Exercise brief: Your task is to print all of the data word for word.

Entries from a dataset:
* * *
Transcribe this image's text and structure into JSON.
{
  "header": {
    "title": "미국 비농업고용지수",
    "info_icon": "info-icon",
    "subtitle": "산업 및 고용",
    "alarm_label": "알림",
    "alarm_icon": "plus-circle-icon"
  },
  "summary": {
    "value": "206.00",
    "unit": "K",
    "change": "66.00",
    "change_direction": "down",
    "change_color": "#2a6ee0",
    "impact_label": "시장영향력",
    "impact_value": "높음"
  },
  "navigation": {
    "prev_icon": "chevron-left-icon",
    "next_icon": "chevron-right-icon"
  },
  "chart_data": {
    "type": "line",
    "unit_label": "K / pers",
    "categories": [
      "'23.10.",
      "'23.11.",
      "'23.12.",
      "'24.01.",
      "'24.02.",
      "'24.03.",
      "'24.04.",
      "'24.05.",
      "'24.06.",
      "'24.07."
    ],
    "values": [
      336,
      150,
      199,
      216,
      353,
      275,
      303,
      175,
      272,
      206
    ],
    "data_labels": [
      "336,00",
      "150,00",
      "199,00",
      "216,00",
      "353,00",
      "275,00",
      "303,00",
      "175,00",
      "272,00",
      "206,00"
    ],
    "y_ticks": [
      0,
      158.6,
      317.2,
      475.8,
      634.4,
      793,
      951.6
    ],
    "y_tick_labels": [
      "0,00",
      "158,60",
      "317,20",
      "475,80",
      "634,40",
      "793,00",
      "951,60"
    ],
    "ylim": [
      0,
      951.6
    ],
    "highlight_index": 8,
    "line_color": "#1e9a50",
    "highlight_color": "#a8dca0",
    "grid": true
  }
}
* * *
Task output:
Transcribe this image's text and structure into JSON.
{
  "header": {
    "title": "미국 비농업고용지수",
    "info_icon": "info-icon",
    "subtitle": "산업 및 고용",
    "alarm_label": "알림",
    "alarm_icon": "plus-circle-icon"
  },
  "summary": {
    "value": "206.00",
    "unit": "K",
    "change": "66.00",
    "change_direction": "down",
    "change_color": "#2a6ee0",
    "impact_label": "시장영향력",
    "impact_value": "높음"
  },
  "navigation": {
    "prev_icon": "chevron-left-icon",
    "next_icon": "chevron-right-icon"
  },
  "chart_data": {
    "type": "line",
    "unit_label": "K / pers",
    "categories": [
      "'23.10.",
      "'23.11.",
      "'23.12.",
      "'24.01.",
      "'24.02.",
      "'24.03.",
      "'24.04.",
      "'24.05.",
      "'24.06.",
      "'24.07."
    ],
    "values": [
      336,
      150,
      199,
      216,
      353,
      275,
      303,
      175,
      272,
      206
    ],
    "data_labels": [
      "336,00",
      "150,00",
      "199,00",
      "216,00",
      "353,00",
      "275,00",
      "303,00",
      "175,00",
      "272,00",
      "206,00"
    ],
    "y_ticks": [
      0,
      158.6,
      317.2,
      475.8,
      634.4,
      793,
      951.6
    ],
    "y_tick_labels": [
      "0,00",
      "158,60",
      "317,20",
      "475,80",
      "634,40",
      "793,00",
      "951,60"
    ],
    "ylim": [
      0,
      951.6
    ],
    "highlight_index": 8,
    "line_color": "#1e9a50",
    "highlight_color": "#a8dca0",
    "grid": true
  }
}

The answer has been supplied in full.